____ EXERCISE MATERIALS

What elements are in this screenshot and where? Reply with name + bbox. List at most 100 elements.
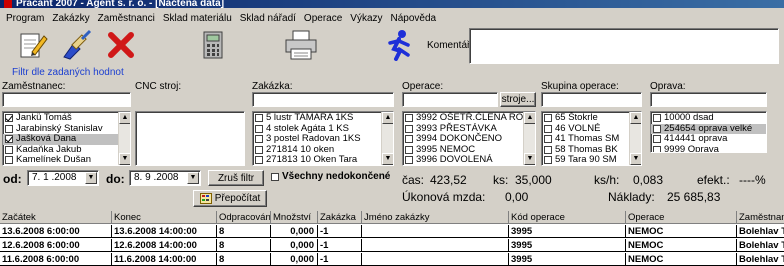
col-order-name[interactable]: Jméno zakázky <box>362 211 509 224</box>
op-group-filter-input[interactable] <box>541 92 642 107</box>
order-item[interactable]: 5 lustr TAMARA 1KS <box>253 112 393 124</box>
employee-checkbox[interactable] <box>5 124 13 133</box>
table-row[interactable]: 12.6.2008 6:00:00 12.6.2008 14:00:00 8 0… <box>0 239 784 252</box>
op-group-checkbox[interactable] <box>544 114 552 123</box>
chevron-down-icon[interactable]: ▼ <box>187 172 199 184</box>
op-group-checkbox[interactable] <box>544 124 552 133</box>
table-row[interactable]: 11.6.2008 6:00:00 11.6.2008 14:00:00 8 0… <box>0 253 784 266</box>
operation-item[interactable]: 3996 DOVOLENÁ <box>403 154 535 165</box>
col-operation-code[interactable]: Kód operace <box>509 211 626 224</box>
op-group-item[interactable]: 65 Štokrle <box>542 112 641 124</box>
exit-button[interactable] <box>382 28 416 62</box>
scroll-up-icon[interactable]: ▲ <box>119 112 130 124</box>
employee-item[interactable]: Jankü Tomáš <box>3 112 130 124</box>
order-item[interactable]: 3 postel Radovan 1KS <box>253 133 393 145</box>
order-checkbox[interactable] <box>255 114 263 123</box>
repair-checkbox[interactable] <box>653 114 661 123</box>
operation-item[interactable]: 3994 DOKONČENO <box>403 133 535 145</box>
order-checkbox[interactable] <box>255 145 263 154</box>
menu-tool-stock[interactable]: Sklad nářadí <box>236 13 300 24</box>
menu-orders[interactable]: Zakázky <box>48 13 93 24</box>
employee-item[interactable]: Kamelínek Dušan <box>3 154 130 165</box>
col-order[interactable]: Zakázka <box>318 211 362 224</box>
operation-item[interactable]: 3992 OŠETŘ.ČLENA RO <box>403 112 535 124</box>
repair-item[interactable]: 414441 oprava <box>651 133 766 145</box>
print-button[interactable] <box>284 28 318 62</box>
employee-checkbox[interactable] <box>5 114 13 123</box>
col-employee[interactable]: Zaměstnan <box>737 211 784 224</box>
employee-item[interactable]: Jašková Dana <box>3 133 130 145</box>
date-to-picker[interactable]: 8. 9 .2008 ▼ <box>129 170 201 186</box>
operation-list-scrollbar[interactable]: ▲ ▼ <box>523 112 535 165</box>
comment-field[interactable] <box>469 28 779 64</box>
order-list[interactable]: 5 lustr TAMARA 1KS 4 stolek Agáta 1 KS 3… <box>252 111 394 166</box>
col-quantity[interactable]: Množství <box>271 211 318 224</box>
operation-checkbox[interactable] <box>405 156 413 165</box>
repair-checkbox[interactable] <box>653 124 661 133</box>
scroll-down-icon[interactable]: ▼ <box>382 153 393 165</box>
delete-button[interactable] <box>104 28 138 62</box>
scroll-up-icon[interactable]: ▲ <box>382 112 393 124</box>
employee-checkbox[interactable] <box>5 135 13 144</box>
all-unfinished-toggle[interactable]: Všechny nedokončené <box>271 171 390 182</box>
employee-label: Zaměstnanec: <box>2 81 66 92</box>
op-group-list-scrollbar[interactable]: ▲ ▼ <box>629 112 641 165</box>
recalculate-button[interactable]: Přepočítat <box>193 190 267 207</box>
scroll-up-icon[interactable]: ▲ <box>630 112 641 124</box>
cleanup-button[interactable] <box>59 28 93 62</box>
op-group-checkbox[interactable] <box>544 145 552 154</box>
op-group-item[interactable]: 59 Tara 90 SM <box>542 154 641 165</box>
table-row[interactable]: 13.6.2008 6:00:00 13.6.2008 14:00:00 8 0… <box>0 225 784 238</box>
cnc-list[interactable] <box>135 111 245 166</box>
scroll-down-icon[interactable]: ▼ <box>524 153 535 165</box>
repair-item[interactable]: 9999 Oprava <box>651 144 766 152</box>
col-end[interactable]: Konec <box>112 211 217 224</box>
operation-list[interactable]: 3992 OŠETŘ.ČLENA RO 3993 PŘESTÁVKA 3994 … <box>402 111 536 166</box>
employee-filter-input[interactable] <box>2 92 131 107</box>
op-group-checkbox[interactable] <box>544 156 552 165</box>
operation-checkbox[interactable] <box>405 145 413 154</box>
scroll-up-icon[interactable]: ▲ <box>524 112 535 124</box>
edit-button[interactable] <box>16 28 50 62</box>
machines-button[interactable]: stroje... <box>500 92 536 107</box>
cancel-filter-button[interactable]: Zruš filtr <box>208 170 264 186</box>
repair-list[interactable]: 10000 dsad 254654 oprava velké 414441 op… <box>650 111 767 153</box>
repair-checkbox[interactable] <box>653 145 661 152</box>
chevron-down-icon[interactable]: ▼ <box>85 172 97 184</box>
col-start[interactable]: Začátek <box>0 211 112 224</box>
col-worked[interactable]: Odpracováno <box>217 211 271 224</box>
op-group-checkbox[interactable] <box>544 135 552 144</box>
menu-operations[interactable]: Operace <box>300 13 346 24</box>
repair-item[interactable]: 10000 dsad <box>651 112 766 124</box>
scroll-down-icon[interactable]: ▼ <box>119 153 130 165</box>
op-group-list[interactable]: 65 Štokrle 46 VOLNÉ 41 Thomas SM 58 Thom… <box>541 111 642 166</box>
menu-employees[interactable]: Zaměstnanci <box>94 13 159 24</box>
repair-filter-input[interactable] <box>650 92 767 107</box>
order-checkbox[interactable] <box>255 135 263 144</box>
date-from-picker[interactable]: 7. 1 .2008 ▼ <box>27 170 99 186</box>
col-operation[interactable]: Operace <box>626 211 737 224</box>
menu-help[interactable]: Nápověda <box>387 13 441 24</box>
records-table[interactable]: Začátek Konec Odpracováno Množství Zakáz… <box>0 211 784 266</box>
order-filter-input[interactable] <box>252 92 394 107</box>
order-checkbox[interactable] <box>255 124 263 133</box>
employee-checkbox[interactable] <box>5 145 13 154</box>
all-unfinished-checkbox[interactable] <box>271 172 279 181</box>
operation-checkbox[interactable] <box>405 135 413 144</box>
menu-reports[interactable]: Výkazy <box>346 13 386 24</box>
operation-checkbox[interactable] <box>405 124 413 133</box>
order-list-scrollbar[interactable]: ▲ ▼ <box>381 112 393 165</box>
order-checkbox[interactable] <box>255 156 263 165</box>
employee-list-scrollbar[interactable]: ▲ ▼ <box>118 112 130 165</box>
menu-program[interactable]: Program <box>2 13 48 24</box>
op-group-item[interactable]: 41 Thomas SM <box>542 133 641 145</box>
order-item[interactable]: 271813 10 Oken Tara <box>253 154 393 165</box>
employee-checkbox[interactable] <box>5 156 13 165</box>
operation-checkbox[interactable] <box>405 114 413 123</box>
employee-list[interactable]: Jankü Tomáš Jarabinský Stanislav Jašková… <box>2 111 131 166</box>
scroll-down-icon[interactable]: ▼ <box>630 153 641 165</box>
operation-filter-input[interactable] <box>402 92 498 107</box>
menu-material-stock[interactable]: Sklad materiálu <box>159 13 236 24</box>
calculator-button[interactable] <box>196 28 230 62</box>
repair-checkbox[interactable] <box>653 135 661 144</box>
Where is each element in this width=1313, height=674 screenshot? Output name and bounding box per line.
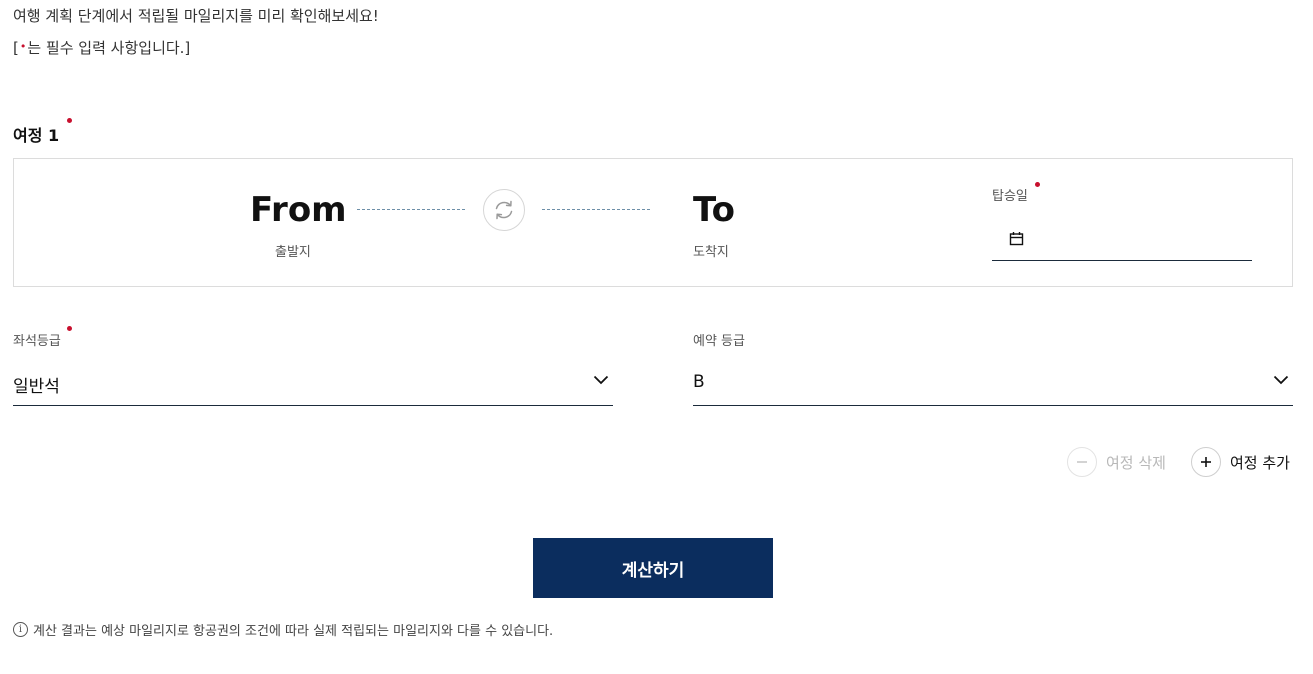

________

_WHAT TO PRODUCE:_ Put the lines of the records into a JSON list of strings, one string per line, starting at the line containing "col-order-name[interactable]: Jméno zakázky" and ending with the line containing "op-group-checkbox[interactable] <box>544 124", both included. Leave out any blank lines.

_THE COMPLETED TASK:_
[
  "col-order-name[interactable]: Jméno zakázky <box>362 211 509 224</box>",
  "op-group-filter-input[interactable] <box>541 92 642 107</box>",
  "order-item[interactable]: 5 lustr TAMARA 1KS <box>253 112 393 124</box>",
  "employee-checkbox[interactable] <box>5 124 13 133</box>",
  "table-row[interactable]: 12.6.2008 6:00:00 12.6.2008 14:00:00 8 0… <box>0 239 784 252</box>",
  "op-group-checkbox[interactable] <box>544 114 552 123</box>",
  "chevron-down-icon[interactable]: ▼ <box>187 172 199 184</box>",
  "op-group-checkbox[interactable] <box>544 124 552 133</box>"
]